(WHAT YOU WILL DO)
Will you quote all of the entries, word for word?

* start PROVIDED RECORDS *

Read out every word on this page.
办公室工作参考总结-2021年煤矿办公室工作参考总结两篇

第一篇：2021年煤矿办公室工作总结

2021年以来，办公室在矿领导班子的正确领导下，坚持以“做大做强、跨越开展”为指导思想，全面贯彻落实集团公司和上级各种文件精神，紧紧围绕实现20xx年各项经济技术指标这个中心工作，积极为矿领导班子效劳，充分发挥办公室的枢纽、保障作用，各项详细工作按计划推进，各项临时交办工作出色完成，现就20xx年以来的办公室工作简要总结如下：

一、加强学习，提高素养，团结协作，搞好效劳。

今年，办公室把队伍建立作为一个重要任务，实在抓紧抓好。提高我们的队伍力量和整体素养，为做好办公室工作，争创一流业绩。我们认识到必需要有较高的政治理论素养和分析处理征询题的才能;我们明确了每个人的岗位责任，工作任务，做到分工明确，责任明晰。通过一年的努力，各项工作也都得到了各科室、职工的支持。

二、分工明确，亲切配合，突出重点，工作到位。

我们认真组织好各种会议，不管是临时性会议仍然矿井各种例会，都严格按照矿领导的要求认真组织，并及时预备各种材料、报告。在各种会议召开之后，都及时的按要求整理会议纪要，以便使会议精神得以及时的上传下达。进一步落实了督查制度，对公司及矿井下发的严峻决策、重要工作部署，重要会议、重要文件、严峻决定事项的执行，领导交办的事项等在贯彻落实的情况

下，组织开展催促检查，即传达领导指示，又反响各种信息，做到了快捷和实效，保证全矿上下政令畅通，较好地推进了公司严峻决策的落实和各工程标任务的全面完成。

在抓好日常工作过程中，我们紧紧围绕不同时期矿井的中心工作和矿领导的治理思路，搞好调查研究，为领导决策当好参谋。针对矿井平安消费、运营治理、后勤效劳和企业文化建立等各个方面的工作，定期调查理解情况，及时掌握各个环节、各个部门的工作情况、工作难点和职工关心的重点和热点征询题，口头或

* end PROVIDED RECORDS *

(RESULT OF THE EXERCISE)
Read out every word on this page.
办公室工作参考总结-2021年煤矿办公室工作参考总结两篇

第一篇：2021年煤矿办公室工作总结

2021年以来，办公室在矿领导班子的正确领导下，坚持以“做大做强、跨越开展”为指导思想，全面贯彻落实集团公司和上级各种文件精神，紧紧围绕实现20xx年各项经济技术指标这个中心工作，积极为矿领导班子效劳，充分发挥办公室的枢纽、保障作用，各项详细工作按计划推进，各项临时交办工作出色完成，现就20xx年以来的办公室工作简要总结如下：

一、加强学习，提高素养，团结协作，搞好效劳。

今年，办公室把队伍建立作为一个重要任务，实在抓紧抓好。提高我们的队伍力量和整体素养，为做好办公室工作，争创一流业绩。我们认识到必需要有较高的政治理论素养和分析处理征询题的才能;我们明确了每个人的岗位责任，工作任务，做到分工明确，责任明晰。通过一年的努力，各项工作也都得到了各科室、职工的支持。

二、分工明确，亲切配合，突出重点，工作到位。

我们认真组织好各种会议，不管是临时性会议仍然矿井各种例会，都严格按照矿领导的要求认真组织，并及时预备各种材料、报告。在各种会议召开之后，都及时的按要求整理会议纪要，以便使会议精神得以及时的上传下达。进一步落实了督查制度，对公司及矿井下发的严峻决策、重要工作部署，重要会议、重要文件、严峻决定事项的执行，领导交办的事项等在贯彻落实的情况

下，组织开展催促检查，即传达领导指示，又反响各种信息，做到了快捷和实效，保证全矿上下政令畅通，较好地推进了公司严峻决策的落实和各工程标任务的全面完成。

在抓好日常工作过程中，我们紧紧围绕不同时期矿井的中心工作和矿领导的治理思路，搞好调查研究，为领导决策当好参谋。针对矿井平安消费、运营治理、后勤效劳和企业文化建立等各个方面的工作，定期调查理解情况，及时掌握各个环节、各个部门的工作情况、工作难点和职工关心的重点和热点征询题，口头或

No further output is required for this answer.